» **AIM OF THE TASK**:
Your task is to transcribe all of the data below exactly, omitting the images.

######

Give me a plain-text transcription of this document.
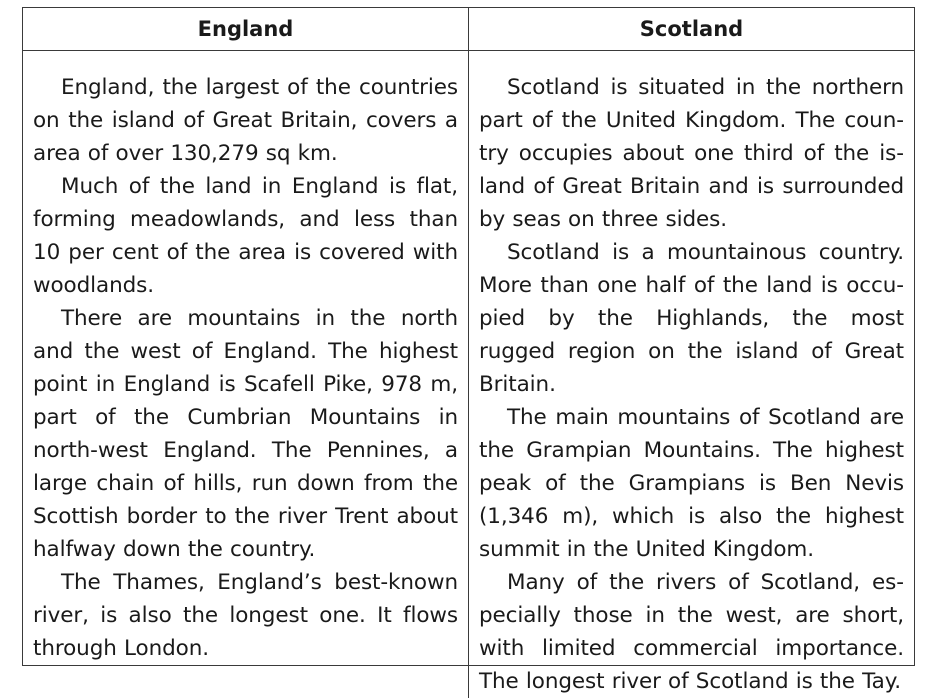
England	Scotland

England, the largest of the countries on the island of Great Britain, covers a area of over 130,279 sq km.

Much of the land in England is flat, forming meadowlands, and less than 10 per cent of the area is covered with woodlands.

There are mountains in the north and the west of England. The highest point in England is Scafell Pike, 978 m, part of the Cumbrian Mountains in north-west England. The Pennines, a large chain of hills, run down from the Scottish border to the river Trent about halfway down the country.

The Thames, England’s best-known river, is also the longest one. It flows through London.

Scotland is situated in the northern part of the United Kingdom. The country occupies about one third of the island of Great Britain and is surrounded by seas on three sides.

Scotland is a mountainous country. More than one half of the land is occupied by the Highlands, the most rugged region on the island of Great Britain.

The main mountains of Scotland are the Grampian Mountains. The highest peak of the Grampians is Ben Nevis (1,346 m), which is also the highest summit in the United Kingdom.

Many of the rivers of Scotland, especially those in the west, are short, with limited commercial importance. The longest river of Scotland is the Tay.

######

» **RESULT OF THIS EXERCISE**:
Give me a plain-text transcription of this document.
England	Scotland

England, the largest of the countries on the island of Great Britain, covers a area of over 130,279 sq km.

Much of the land in England is flat, forming meadowlands, and less than 10 per cent of the area is covered with woodlands.

There are mountains in the north and the west of England. The highest point in England is Scafell Pike, 978 m, part of the Cumbrian Mountains in north-west England. The Pennines, a large chain of hills, run down from the Scottish border to the river Trent about halfway down the country.

The Thames, England’s best-known river, is also the longest one. It flows through London.

Scotland is situated in the northern part of the United Kingdom. The country occupies about one third of the island of Great Britain and is surrounded by seas on three sides.

Scotland is a mountainous country. More than one half of the land is occupied by the Highlands, the most rugged region on the island of Great Britain.

The main mountains of Scotland are the Grampian Mountains. The highest peak of the Grampians is Ben Nevis (1,346 m), which is also the highest summit in the United Kingdom.

Many of the rivers of Scotland, especially those in the west, are short, with limited commercial importance. The longest river of Scotland is the Tay.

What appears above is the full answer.